• Exercise task:
Transcribe everything in the data word for word. Pictures are left out.

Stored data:
================
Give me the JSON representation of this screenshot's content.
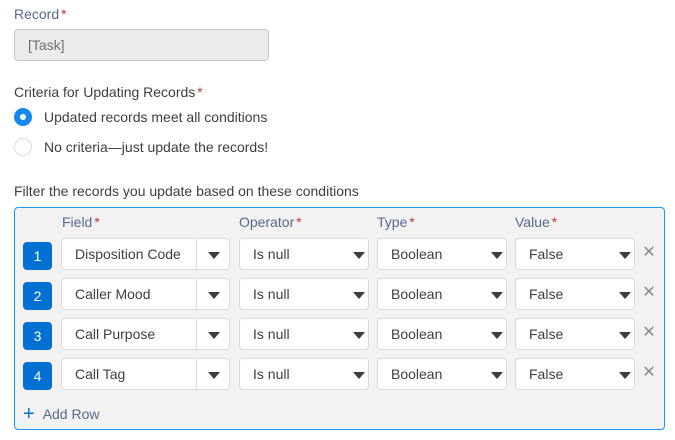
{
  "record": {
    "label": "Record",
    "required_mark": "*",
    "value": "[Task]"
  },
  "criteria": {
    "label": "Criteria for Updating Records",
    "required_mark": "*",
    "options": [
      {
        "label": "Updated records meet all conditions",
        "checked": true
      },
      {
        "label": "No criteria—just update the records!",
        "checked": false
      }
    ]
  },
  "filter": {
    "label": "Filter the records you update based on these conditions",
    "columns": {
      "field": "Field",
      "operator": "Operator",
      "type": "Type",
      "value": "Value"
    },
    "required_mark": "*",
    "rows": [
      {
        "num": "1",
        "field": "Disposition Code",
        "operator": "Is null",
        "type": "Boolean",
        "value": "False"
      },
      {
        "num": "2",
        "field": "Caller Mood",
        "operator": "Is null",
        "type": "Boolean",
        "value": "False"
      },
      {
        "num": "3",
        "field": "Call Purpose",
        "operator": "Is null",
        "type": "Boolean",
        "value": "False"
      },
      {
        "num": "4",
        "field": "Call Tag",
        "operator": "Is null",
        "type": "Boolean",
        "value": "False"
      }
    ],
    "add_row_label": "Add Row"
  },
  "icons": {
    "delete": "close-icon",
    "dropdown": "chevron-down-icon",
    "add": "plus-icon"
  },
  "colors": {
    "accent": "#0070d2",
    "radio_checked": "#1589ee",
    "required": "#c23934",
    "filter_border": "#1b96ff"
  }
}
================
• Solution to the exercise:
Give me the JSON representation of this screenshot's content.
{
  "record": {
    "label": "Record",
    "required_mark": "*",
    "value": "[Task]"
  },
  "criteria": {
    "label": "Criteria for Updating Records",
    "required_mark": "*",
    "options": [
      {
        "label": "Updated records meet all conditions",
        "checked": true
      },
      {
        "label": "No criteria—just update the records!",
        "checked": false
      }
    ]
  },
  "filter": {
    "label": "Filter the records you update based on these conditions",
    "columns": {
      "field": "Field",
      "operator": "Operator",
      "type": "Type",
      "value": "Value"
    },
    "required_mark": "*",
    "rows": [
      {
        "num": "1",
        "field": "Disposition Code",
        "operator": "Is null",
        "type": "Boolean",
        "value": "False"
      },
      {
        "num": "2",
        "field": "Caller Mood",
        "operator": "Is null",
        "type": "Boolean",
        "value": "False"
      },
      {
        "num": "3",
        "field": "Call Purpose",
        "operator": "Is null",
        "type": "Boolean",
        "value": "False"
      },
      {
        "num": "4",
        "field": "Call Tag",
        "operator": "Is null",
        "type": "Boolean",
        "value": "False"
      }
    ],
    "add_row_label": "Add Row"
  },
  "icons": {
    "delete": "close-icon",
    "dropdown": "chevron-down-icon",
    "add": "plus-icon"
  },
  "colors": {
    "accent": "#0070d2",
    "radio_checked": "#1589ee",
    "required": "#c23934",
    "filter_border": "#1b96ff"
  }
}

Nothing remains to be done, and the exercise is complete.